[INSTRUCTIONS TO FOLLOW]:
Return each line of the records holding the string "Output".

Data entries for graphics:
==============================

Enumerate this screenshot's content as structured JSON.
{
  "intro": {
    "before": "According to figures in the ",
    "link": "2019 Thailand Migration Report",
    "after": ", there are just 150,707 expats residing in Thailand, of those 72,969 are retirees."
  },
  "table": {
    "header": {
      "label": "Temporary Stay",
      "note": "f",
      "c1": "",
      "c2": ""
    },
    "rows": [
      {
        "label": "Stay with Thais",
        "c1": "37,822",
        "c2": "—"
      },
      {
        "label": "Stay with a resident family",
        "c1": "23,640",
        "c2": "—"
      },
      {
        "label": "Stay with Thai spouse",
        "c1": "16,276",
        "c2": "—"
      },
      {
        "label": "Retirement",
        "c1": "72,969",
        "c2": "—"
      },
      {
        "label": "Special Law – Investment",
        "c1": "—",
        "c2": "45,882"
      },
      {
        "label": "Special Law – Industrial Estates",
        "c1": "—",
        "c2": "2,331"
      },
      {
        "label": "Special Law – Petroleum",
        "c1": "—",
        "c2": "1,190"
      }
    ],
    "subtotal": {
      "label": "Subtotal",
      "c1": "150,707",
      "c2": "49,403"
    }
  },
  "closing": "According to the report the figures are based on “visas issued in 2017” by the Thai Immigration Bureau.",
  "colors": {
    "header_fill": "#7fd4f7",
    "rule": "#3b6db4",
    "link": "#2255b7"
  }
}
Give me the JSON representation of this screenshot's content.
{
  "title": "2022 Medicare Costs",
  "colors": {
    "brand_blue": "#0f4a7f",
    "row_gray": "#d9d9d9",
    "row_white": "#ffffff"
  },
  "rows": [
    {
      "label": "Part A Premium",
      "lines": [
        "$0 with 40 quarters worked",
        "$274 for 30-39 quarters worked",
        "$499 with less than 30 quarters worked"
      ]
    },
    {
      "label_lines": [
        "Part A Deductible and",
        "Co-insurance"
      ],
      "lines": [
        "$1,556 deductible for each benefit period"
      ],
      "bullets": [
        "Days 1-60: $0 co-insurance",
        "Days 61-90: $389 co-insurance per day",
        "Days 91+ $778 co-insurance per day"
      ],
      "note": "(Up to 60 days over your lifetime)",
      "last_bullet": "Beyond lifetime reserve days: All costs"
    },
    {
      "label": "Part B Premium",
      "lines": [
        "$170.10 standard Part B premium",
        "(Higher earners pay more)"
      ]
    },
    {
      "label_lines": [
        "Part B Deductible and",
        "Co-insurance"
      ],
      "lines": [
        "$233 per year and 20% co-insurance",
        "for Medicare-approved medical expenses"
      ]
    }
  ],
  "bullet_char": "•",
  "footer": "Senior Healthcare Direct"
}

==============================

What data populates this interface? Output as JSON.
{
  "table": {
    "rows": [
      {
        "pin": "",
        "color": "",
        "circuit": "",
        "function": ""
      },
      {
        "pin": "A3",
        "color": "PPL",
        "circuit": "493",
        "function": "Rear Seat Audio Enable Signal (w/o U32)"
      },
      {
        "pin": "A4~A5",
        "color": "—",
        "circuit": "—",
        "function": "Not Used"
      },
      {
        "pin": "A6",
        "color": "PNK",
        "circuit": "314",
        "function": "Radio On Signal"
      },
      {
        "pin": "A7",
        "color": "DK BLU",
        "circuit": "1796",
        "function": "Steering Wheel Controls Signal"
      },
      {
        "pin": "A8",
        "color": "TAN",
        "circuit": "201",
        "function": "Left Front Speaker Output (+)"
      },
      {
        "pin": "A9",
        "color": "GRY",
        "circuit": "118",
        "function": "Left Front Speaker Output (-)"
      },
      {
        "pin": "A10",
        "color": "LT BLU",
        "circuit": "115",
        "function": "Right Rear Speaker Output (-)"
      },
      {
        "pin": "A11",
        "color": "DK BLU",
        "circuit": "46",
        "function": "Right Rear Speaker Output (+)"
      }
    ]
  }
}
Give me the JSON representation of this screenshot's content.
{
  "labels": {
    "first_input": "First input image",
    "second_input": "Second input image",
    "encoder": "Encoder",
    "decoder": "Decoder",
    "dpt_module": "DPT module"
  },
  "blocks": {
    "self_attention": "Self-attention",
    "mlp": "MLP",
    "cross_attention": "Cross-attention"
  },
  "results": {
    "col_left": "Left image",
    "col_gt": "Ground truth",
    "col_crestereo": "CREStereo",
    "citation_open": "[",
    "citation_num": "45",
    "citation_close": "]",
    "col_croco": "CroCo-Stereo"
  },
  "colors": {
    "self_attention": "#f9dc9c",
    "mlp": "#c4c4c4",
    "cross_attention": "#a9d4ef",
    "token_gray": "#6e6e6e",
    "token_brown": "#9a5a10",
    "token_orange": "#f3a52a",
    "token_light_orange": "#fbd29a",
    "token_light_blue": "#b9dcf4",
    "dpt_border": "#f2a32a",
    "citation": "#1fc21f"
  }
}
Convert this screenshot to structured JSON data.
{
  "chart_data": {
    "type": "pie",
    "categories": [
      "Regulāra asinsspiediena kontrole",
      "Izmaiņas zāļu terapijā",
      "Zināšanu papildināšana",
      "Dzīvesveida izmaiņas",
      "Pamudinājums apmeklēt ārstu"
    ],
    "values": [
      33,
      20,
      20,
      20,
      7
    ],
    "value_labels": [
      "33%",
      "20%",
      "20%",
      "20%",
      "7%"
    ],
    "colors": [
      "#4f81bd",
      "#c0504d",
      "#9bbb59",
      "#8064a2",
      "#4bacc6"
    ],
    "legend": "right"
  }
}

==============================

[WRITTEN RESPONSE]:
What data populates this interface? Output as JSON.
        "function": "Left Front Speaker Output (+)"
        "function": "Left Front Speaker Output (-)"
        "function": "Right Rear Speaker Output (-)"
        "function": "Right Rear Speaker Output (+)"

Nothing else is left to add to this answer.